— EXERCISE DETAILS —
Show all lines of the listing that hold the word "liver".

Saved entries
+===+

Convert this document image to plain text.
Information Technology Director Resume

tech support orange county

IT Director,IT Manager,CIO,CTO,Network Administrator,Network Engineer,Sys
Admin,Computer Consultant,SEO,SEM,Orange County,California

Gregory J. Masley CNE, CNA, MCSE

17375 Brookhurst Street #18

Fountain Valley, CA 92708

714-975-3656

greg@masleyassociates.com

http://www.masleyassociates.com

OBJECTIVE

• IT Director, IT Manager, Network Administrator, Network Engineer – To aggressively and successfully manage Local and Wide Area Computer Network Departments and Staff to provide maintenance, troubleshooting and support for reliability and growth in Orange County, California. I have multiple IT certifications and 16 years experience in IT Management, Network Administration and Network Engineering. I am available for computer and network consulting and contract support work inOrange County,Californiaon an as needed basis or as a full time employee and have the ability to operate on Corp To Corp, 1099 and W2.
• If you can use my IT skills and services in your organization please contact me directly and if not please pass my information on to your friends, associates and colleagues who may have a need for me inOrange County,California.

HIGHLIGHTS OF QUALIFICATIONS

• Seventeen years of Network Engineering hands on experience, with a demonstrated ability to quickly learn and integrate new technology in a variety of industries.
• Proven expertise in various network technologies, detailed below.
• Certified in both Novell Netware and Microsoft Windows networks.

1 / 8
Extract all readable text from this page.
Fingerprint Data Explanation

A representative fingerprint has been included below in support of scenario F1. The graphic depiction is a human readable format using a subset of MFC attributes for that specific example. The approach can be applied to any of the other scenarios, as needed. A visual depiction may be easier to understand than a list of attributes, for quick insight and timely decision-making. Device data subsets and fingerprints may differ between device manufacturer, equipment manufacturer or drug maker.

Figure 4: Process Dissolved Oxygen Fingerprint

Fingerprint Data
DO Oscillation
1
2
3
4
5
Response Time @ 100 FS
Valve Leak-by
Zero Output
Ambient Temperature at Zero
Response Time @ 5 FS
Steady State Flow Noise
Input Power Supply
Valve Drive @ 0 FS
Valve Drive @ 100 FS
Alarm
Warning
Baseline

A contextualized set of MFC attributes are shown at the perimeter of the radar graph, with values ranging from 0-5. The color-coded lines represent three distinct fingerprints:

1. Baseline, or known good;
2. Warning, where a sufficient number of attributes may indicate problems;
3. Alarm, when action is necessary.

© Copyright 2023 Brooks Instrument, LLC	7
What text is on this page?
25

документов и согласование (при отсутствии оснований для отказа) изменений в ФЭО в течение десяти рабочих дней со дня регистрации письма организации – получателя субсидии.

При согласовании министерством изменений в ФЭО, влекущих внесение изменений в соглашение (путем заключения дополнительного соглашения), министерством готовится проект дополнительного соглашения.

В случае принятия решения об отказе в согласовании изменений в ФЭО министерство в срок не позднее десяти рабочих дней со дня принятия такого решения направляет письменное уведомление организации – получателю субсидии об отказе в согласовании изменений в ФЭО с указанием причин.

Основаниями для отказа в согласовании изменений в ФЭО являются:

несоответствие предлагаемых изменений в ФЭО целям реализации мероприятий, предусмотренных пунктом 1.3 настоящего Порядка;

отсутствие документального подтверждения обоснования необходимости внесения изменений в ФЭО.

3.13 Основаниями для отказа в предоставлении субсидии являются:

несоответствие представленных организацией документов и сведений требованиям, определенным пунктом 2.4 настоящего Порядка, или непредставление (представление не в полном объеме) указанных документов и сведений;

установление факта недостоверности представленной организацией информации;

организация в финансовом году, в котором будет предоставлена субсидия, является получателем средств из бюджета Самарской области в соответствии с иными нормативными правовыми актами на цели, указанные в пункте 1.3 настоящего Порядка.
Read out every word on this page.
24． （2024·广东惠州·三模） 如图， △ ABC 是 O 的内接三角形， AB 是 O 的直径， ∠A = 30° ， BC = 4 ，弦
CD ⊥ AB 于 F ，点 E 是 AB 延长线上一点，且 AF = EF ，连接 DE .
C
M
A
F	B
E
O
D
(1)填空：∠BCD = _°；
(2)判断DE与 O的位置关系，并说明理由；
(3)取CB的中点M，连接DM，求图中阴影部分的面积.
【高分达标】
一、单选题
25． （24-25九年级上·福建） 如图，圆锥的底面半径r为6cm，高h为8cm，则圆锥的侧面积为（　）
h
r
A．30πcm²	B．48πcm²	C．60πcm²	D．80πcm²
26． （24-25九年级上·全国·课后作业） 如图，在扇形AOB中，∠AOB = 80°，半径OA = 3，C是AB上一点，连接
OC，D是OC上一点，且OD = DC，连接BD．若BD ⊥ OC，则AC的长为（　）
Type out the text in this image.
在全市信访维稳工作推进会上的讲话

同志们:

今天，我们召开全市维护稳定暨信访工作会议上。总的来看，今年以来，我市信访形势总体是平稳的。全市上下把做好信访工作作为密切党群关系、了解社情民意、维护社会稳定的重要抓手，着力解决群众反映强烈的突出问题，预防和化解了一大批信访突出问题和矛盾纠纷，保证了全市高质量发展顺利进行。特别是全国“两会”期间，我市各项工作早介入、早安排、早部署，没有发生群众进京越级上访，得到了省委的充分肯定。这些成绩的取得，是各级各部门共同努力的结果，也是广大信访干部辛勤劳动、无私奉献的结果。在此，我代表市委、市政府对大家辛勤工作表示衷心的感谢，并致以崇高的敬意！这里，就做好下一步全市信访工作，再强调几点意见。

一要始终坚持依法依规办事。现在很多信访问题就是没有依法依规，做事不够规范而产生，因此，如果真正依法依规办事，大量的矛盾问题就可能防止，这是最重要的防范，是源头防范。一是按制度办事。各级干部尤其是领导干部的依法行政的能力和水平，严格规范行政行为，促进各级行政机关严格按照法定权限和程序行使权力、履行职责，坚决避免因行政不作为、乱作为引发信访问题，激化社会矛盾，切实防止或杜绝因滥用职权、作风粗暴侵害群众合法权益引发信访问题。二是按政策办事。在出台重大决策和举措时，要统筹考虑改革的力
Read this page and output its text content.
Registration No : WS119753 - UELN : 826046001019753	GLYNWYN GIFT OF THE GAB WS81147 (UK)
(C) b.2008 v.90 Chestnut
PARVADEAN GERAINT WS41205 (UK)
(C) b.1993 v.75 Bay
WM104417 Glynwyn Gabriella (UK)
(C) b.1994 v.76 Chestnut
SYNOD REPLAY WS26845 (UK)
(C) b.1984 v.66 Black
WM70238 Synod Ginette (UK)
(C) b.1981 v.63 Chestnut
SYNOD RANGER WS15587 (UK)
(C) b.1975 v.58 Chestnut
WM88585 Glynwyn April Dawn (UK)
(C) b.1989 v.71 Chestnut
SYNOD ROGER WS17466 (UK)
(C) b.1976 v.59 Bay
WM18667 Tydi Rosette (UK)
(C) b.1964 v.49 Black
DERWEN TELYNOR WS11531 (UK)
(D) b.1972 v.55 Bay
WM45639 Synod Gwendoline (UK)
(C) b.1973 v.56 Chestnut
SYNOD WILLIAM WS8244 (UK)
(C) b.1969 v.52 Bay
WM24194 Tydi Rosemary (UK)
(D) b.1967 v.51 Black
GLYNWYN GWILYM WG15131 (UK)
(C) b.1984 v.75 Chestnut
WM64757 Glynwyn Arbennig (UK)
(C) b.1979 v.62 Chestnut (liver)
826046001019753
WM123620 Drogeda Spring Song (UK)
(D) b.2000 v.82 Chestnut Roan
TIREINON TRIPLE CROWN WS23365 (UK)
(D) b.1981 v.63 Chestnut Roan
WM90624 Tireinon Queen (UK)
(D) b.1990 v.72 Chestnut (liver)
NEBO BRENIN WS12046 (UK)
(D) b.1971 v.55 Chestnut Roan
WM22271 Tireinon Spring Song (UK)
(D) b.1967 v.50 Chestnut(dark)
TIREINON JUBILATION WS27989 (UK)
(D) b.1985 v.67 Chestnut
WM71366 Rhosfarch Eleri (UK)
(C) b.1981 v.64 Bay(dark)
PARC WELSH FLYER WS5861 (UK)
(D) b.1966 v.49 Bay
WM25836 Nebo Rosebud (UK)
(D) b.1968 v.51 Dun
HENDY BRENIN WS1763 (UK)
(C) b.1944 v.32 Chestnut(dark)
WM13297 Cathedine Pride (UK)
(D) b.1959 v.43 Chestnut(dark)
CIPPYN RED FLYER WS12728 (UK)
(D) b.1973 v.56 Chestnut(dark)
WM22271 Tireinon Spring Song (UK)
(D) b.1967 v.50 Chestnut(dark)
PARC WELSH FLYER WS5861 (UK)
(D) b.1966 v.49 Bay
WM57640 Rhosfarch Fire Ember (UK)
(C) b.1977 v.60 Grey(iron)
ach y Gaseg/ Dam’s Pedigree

+===+

— SOLUTION TO THE EXERCISE —
(C) b.1979 v.62 Chestnut (liver)
(D) b.1990 v.72 Chestnut (liver)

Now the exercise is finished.